▶ **AUFGABE 1**:
Welche Personen werden im Textauszug über Erwin Wurm mit Vor- und Nachnamen genannt?
▶ **AUFGABE 2**:
Schreibe den Textauszug über Erwin Wurm im Anschluss an seinen letzten Satz weiter.

▶ **TEXTAUSZUG**:
Eigentlich seien wir Menschen "die ersten Skulpturen, mit denen wir zu tun haben", sagte der österreichische Bildhauer Erwin Wurm im Corsogespräch. Volumen zulegen oder wegnehmen lasse sich aber auch auf Statussymbole wie Autos übertragen. In Duisburg stellt Wurm eine ganze Reihe deformierter Statusobjekte aus.

Erwin Wurm im Corsogespräch mit Bernd Lechler | 06.07.2017
    Der Künstler Erwin Wurm im Lehmbruck-Museum in Duisburg (Nordrhein-Westfalen) neben seiner Skulptur "Kuss"
    "Gesellschaftliche Fragen mit dem Skulpturalen verknüpfen", das will der Künstler Erwin Wurm. Derzeit findet eine große Retrospektive seiner Werke in Duisburg statt. (picture alliance / dpa / Jonas Güttler)

▶ **AUSZUG AUS EINTRÄGEN**:
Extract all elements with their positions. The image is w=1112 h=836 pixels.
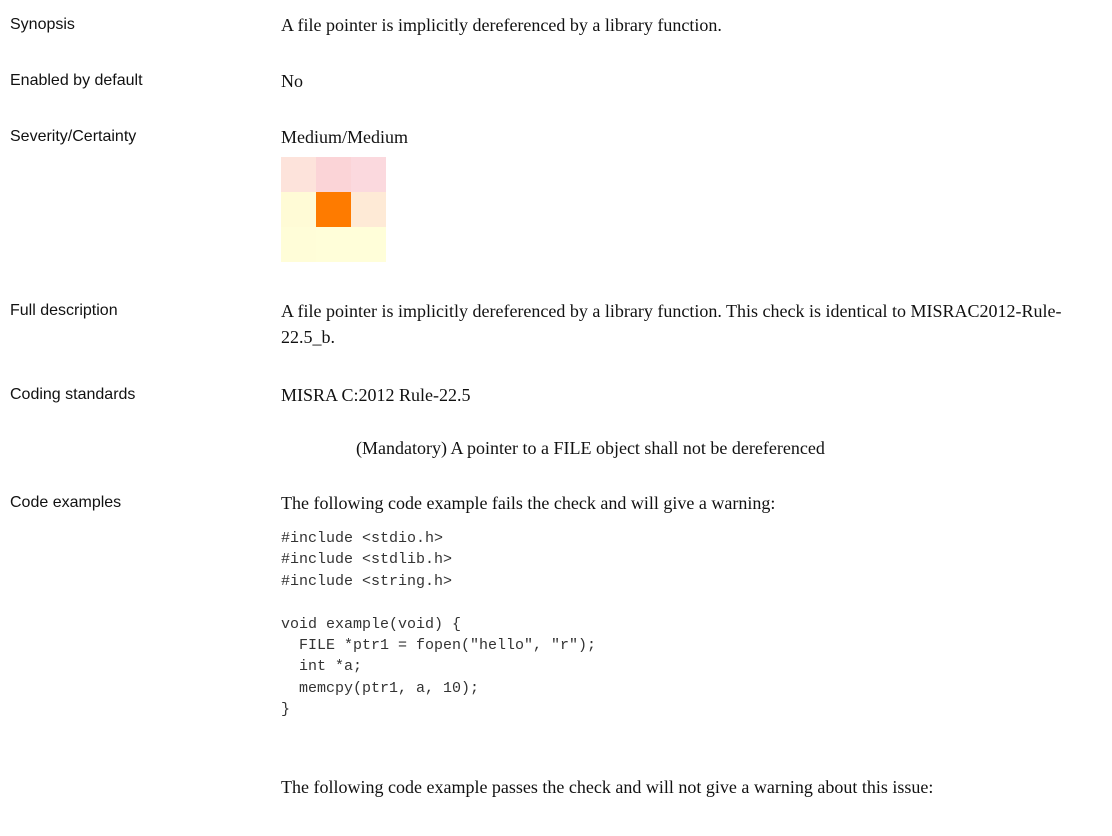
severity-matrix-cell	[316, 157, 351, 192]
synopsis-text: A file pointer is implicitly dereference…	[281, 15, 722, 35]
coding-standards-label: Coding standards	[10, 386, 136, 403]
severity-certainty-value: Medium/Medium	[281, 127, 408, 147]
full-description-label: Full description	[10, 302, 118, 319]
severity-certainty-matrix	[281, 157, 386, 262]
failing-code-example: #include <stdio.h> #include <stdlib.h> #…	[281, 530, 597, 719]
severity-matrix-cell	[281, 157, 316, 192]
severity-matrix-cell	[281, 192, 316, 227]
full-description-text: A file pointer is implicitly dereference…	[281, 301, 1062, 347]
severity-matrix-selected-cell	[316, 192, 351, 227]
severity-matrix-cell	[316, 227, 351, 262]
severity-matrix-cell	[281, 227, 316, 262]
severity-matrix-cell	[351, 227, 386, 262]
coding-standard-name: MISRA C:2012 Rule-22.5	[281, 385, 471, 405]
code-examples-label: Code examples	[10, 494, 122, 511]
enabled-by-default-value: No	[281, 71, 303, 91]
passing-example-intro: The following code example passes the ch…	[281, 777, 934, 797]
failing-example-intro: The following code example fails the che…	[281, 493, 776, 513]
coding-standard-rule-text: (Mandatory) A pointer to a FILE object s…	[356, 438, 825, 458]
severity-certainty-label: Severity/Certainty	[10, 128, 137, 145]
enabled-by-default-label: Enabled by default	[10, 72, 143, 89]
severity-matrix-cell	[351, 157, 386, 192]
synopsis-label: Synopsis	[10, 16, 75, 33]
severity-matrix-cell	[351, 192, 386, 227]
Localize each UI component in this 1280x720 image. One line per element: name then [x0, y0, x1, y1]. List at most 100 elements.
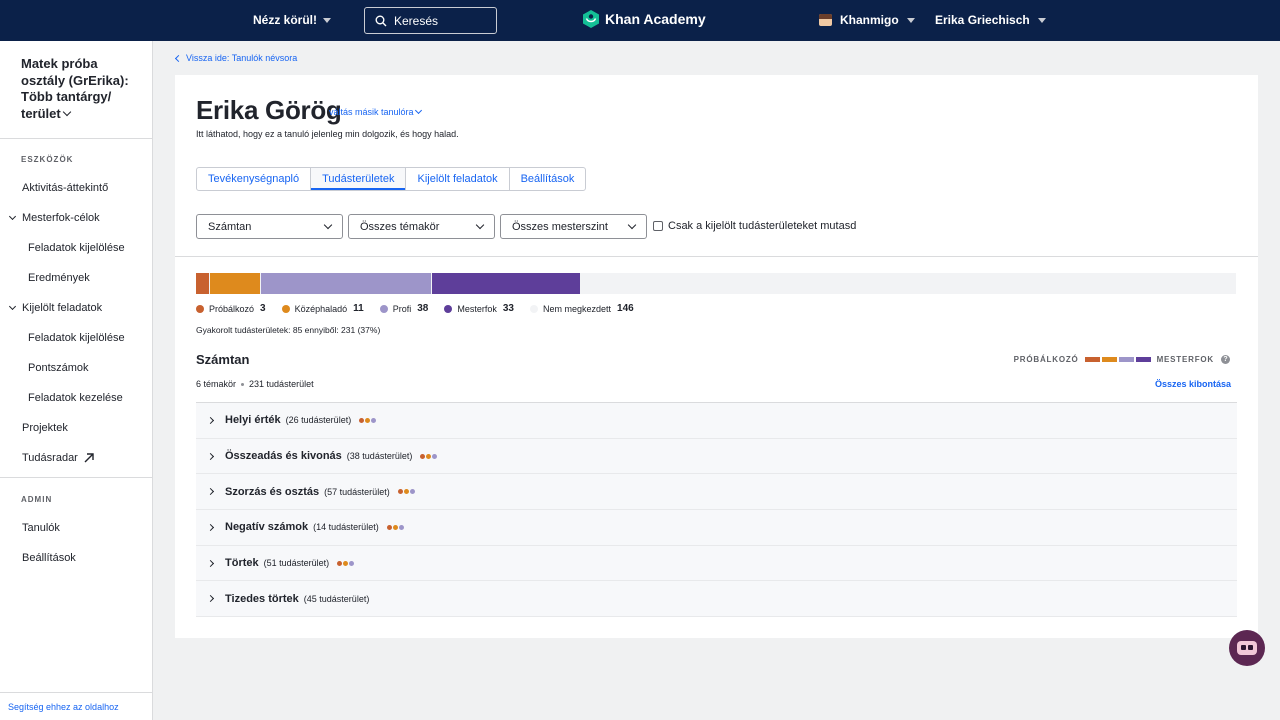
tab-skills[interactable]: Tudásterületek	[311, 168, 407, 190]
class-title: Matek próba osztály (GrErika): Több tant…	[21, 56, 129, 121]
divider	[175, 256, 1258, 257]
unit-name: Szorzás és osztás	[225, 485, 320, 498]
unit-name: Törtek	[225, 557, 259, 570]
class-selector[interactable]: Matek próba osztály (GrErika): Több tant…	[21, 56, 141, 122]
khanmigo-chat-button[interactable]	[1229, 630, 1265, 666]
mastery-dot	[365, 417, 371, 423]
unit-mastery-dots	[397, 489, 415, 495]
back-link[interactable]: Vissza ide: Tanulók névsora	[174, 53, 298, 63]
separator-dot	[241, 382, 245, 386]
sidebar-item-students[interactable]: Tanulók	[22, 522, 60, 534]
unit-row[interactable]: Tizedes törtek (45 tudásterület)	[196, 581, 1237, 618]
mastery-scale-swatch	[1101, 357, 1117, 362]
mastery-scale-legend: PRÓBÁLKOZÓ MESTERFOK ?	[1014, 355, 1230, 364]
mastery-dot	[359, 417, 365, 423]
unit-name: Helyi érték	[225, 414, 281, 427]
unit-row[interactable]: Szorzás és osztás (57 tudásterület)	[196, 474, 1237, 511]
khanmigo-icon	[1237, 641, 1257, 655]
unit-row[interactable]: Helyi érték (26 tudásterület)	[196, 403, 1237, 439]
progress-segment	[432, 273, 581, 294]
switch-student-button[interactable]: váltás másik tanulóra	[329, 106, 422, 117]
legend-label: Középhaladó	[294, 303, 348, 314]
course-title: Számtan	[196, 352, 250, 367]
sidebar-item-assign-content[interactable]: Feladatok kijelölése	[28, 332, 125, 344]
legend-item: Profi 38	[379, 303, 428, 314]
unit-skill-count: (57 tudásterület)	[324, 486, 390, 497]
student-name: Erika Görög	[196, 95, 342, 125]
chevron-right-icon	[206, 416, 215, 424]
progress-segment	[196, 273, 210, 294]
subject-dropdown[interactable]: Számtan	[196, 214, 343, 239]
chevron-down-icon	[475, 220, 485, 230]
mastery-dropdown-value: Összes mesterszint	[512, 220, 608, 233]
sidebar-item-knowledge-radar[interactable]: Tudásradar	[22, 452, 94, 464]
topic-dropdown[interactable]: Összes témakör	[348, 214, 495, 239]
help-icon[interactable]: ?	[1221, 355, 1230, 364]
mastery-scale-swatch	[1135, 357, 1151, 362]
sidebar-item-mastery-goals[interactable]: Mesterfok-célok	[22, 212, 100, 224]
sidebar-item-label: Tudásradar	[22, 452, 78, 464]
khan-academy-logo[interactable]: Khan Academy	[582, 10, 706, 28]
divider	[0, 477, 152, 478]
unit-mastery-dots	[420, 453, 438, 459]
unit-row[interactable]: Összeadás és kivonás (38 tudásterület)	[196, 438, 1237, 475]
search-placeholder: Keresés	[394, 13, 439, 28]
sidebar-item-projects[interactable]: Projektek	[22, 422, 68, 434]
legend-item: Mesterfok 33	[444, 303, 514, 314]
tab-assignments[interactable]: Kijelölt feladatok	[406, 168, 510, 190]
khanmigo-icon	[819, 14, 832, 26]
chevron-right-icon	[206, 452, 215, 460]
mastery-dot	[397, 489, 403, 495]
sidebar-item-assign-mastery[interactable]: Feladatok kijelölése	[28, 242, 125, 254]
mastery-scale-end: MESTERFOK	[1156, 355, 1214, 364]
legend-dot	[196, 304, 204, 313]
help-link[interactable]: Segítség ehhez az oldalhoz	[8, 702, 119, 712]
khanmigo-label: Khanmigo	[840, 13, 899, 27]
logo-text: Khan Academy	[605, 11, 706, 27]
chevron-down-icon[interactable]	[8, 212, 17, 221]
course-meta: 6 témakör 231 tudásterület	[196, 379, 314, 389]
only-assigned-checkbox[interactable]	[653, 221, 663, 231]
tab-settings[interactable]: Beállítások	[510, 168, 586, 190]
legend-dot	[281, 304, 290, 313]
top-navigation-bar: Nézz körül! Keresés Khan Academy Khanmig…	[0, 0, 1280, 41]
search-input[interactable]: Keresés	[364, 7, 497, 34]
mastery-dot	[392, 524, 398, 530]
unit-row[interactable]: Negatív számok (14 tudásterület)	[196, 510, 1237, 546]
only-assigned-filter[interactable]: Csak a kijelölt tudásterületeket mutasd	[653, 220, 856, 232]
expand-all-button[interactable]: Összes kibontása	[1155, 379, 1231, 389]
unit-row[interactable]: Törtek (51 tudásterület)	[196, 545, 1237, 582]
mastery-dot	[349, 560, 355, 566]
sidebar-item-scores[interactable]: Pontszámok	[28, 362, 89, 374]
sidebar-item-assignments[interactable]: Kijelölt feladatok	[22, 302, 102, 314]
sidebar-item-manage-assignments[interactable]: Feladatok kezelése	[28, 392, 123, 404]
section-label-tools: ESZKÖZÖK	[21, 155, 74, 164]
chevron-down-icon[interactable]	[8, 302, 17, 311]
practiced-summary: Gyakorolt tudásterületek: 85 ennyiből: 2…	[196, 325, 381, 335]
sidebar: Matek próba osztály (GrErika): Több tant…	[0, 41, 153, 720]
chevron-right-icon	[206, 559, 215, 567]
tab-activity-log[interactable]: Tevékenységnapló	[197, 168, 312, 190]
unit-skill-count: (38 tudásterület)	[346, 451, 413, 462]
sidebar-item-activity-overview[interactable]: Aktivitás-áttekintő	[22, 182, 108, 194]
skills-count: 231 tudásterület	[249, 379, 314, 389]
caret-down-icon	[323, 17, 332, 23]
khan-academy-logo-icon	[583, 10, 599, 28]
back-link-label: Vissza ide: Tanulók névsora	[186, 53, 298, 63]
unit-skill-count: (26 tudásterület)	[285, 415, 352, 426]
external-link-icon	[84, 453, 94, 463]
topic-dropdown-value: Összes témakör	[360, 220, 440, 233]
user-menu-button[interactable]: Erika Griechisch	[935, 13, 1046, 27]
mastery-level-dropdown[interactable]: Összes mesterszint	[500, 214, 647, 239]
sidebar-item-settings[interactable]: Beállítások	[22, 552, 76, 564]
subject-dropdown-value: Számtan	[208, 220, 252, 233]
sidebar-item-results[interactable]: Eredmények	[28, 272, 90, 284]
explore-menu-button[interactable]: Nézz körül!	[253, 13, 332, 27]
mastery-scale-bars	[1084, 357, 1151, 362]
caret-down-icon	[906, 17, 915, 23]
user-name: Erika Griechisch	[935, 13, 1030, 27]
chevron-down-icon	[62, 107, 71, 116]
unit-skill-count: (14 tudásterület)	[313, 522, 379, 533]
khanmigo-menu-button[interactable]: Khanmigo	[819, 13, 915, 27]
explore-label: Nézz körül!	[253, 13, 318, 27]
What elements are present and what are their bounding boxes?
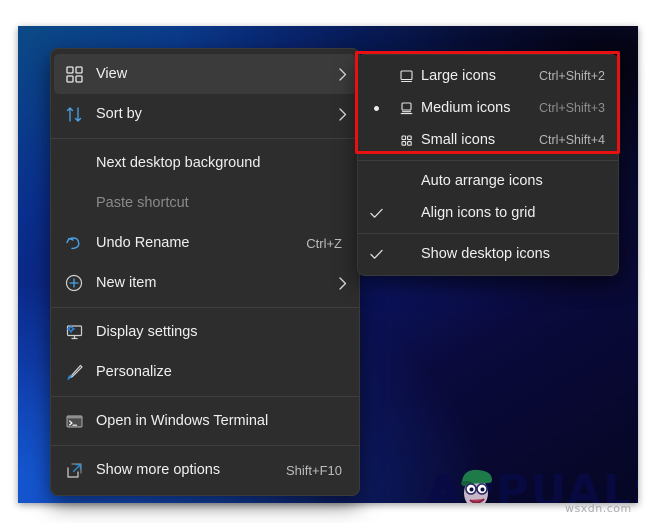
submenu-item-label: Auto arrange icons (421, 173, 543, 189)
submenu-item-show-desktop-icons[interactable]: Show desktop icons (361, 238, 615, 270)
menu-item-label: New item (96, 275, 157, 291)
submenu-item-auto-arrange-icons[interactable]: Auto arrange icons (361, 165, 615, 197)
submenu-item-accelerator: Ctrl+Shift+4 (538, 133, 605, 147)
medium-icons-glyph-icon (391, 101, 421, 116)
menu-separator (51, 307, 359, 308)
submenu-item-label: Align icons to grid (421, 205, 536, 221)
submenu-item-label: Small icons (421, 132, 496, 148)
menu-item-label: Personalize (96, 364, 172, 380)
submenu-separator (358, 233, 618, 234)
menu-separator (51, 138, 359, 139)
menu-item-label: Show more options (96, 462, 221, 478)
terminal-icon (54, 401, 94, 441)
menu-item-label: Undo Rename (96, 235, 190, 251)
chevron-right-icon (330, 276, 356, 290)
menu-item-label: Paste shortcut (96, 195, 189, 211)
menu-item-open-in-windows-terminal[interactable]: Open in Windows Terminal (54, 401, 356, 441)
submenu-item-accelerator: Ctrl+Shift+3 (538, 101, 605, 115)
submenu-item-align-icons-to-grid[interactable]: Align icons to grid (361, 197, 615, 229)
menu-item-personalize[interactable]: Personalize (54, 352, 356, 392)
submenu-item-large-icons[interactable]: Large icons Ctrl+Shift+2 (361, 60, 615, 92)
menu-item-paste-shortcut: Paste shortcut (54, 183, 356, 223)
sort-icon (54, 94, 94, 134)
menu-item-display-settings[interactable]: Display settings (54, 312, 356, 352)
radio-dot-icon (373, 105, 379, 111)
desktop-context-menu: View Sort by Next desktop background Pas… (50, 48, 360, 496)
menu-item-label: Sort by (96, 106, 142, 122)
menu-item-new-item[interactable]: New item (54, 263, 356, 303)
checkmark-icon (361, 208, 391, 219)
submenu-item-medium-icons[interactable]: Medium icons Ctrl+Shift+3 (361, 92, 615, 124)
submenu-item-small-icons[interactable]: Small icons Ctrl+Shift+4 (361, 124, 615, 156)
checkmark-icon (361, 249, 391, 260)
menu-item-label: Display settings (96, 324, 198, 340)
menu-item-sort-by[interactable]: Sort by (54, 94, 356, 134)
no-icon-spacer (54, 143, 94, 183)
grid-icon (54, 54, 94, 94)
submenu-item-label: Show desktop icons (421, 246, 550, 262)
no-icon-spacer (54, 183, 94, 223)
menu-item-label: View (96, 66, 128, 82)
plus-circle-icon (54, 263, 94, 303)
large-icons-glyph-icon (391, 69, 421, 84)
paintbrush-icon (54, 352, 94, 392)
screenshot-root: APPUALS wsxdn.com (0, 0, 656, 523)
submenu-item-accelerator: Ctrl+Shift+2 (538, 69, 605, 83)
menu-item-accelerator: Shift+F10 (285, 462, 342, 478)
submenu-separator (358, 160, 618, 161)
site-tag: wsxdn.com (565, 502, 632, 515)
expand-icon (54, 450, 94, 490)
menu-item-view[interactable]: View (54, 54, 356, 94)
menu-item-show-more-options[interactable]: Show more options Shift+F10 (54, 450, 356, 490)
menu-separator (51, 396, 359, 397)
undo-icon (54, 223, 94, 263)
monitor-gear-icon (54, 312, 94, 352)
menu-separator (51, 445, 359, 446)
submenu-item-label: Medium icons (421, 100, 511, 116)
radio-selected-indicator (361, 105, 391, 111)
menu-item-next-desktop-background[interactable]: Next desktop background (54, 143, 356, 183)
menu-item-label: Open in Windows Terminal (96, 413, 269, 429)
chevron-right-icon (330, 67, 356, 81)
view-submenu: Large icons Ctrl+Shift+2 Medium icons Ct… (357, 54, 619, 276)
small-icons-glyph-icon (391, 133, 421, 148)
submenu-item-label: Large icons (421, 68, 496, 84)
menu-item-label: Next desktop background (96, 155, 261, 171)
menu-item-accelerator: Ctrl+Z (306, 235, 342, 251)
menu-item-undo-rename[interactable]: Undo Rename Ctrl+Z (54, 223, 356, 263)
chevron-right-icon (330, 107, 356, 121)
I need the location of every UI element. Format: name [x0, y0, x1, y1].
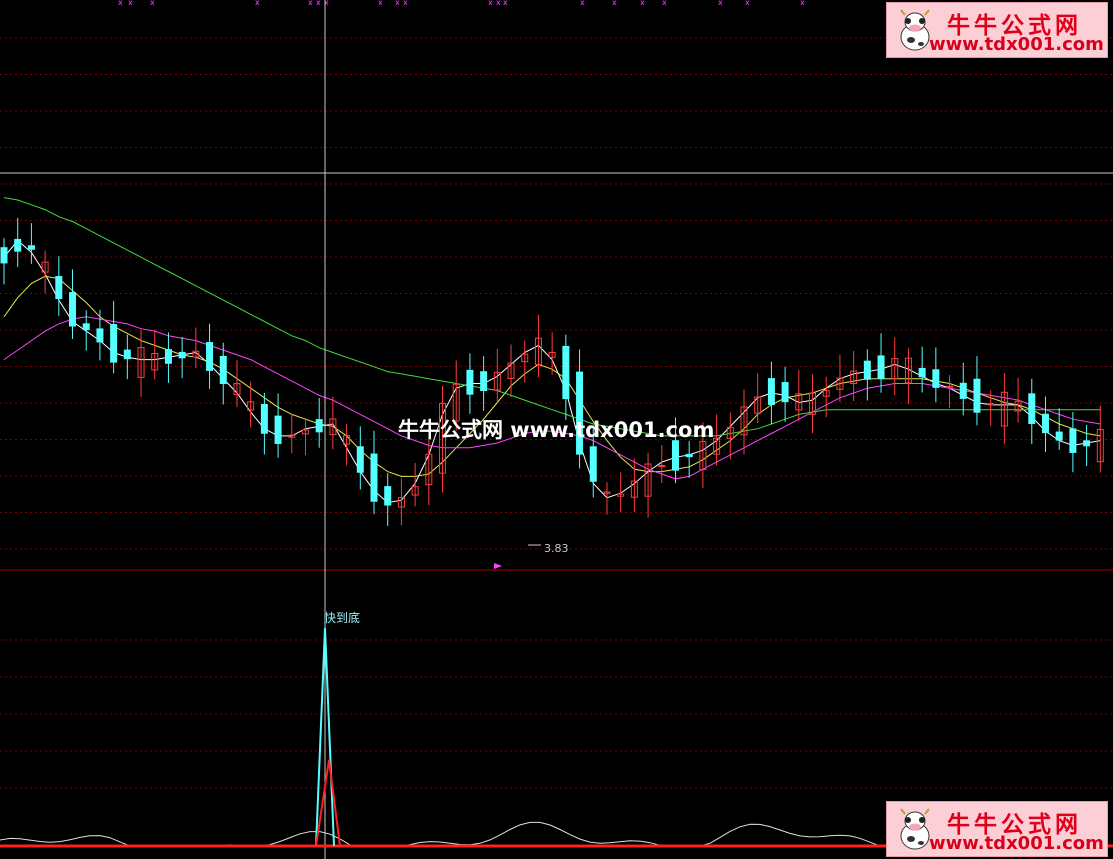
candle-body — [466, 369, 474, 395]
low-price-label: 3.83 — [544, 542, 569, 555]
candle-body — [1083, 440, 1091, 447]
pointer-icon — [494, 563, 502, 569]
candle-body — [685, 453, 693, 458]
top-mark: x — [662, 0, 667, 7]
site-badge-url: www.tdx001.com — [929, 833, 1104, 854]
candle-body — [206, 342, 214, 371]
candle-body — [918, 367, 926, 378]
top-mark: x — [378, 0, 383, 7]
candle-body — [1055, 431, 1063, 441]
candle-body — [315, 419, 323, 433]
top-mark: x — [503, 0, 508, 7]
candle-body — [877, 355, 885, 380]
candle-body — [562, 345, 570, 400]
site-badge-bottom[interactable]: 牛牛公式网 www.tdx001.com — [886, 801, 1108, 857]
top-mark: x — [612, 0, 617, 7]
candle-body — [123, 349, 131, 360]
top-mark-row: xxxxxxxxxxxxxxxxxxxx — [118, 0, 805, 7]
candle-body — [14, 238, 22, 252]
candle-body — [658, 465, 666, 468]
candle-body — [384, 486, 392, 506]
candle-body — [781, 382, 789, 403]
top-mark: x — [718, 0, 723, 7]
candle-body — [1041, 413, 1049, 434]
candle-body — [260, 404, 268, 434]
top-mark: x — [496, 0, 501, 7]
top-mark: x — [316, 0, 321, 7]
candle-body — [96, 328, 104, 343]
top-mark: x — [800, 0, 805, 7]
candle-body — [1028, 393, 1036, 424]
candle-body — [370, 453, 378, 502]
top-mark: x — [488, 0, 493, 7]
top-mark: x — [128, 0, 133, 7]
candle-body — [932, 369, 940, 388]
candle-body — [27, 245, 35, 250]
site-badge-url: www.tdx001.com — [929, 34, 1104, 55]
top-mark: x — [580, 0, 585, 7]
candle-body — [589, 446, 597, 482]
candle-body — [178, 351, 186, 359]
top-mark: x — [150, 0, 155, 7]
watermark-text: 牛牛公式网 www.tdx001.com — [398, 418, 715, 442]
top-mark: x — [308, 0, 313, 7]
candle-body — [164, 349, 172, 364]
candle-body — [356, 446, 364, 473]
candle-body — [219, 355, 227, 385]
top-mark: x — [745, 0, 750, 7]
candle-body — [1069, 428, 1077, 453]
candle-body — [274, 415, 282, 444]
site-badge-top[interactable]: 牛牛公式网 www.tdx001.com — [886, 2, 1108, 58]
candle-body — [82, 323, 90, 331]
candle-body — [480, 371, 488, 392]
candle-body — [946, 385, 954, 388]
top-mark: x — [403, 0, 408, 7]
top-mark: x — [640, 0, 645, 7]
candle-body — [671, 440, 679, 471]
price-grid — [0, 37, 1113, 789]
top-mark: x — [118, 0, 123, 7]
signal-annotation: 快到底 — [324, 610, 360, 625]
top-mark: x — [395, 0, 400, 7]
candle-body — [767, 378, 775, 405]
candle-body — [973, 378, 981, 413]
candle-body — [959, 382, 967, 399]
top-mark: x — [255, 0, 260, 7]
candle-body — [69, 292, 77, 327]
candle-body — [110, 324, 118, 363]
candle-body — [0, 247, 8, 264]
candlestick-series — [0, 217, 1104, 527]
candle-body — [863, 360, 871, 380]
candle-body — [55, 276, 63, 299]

▶ **ANTWORT 1**:
Erwin Wurm, Bernd Lechler, Jonas Güttler

▶ **ANTWORT 2**:
    Bernd Lechler: Der österreichische Künstler Erwin Wurm gehört international zu den Großen und Renommierten. Er hat den Begriff der Skulptur neu definiert, indem er die Betrachter mitmachen und Skulptur werden ließ, er hat Autos anschwellen lassen, bis sie lächerlich aussehen oder in andere Statussymbole Dellen getreten und zieht einen - stets freundlich, aber energisch - in seine irritierende Welt. In Duisburg beginnt morgen im Lehmbruck-Museum und im MKM Museum Küppersmühle eine große Retrospektive. Und ich durfte ihm heute Vormittag einige Fragen dazu stellen. Grüße Sie, Herr Wurm!
    Erwin Wurm: Guten Tag.
    "Mein Land ist mein Ideenfundus"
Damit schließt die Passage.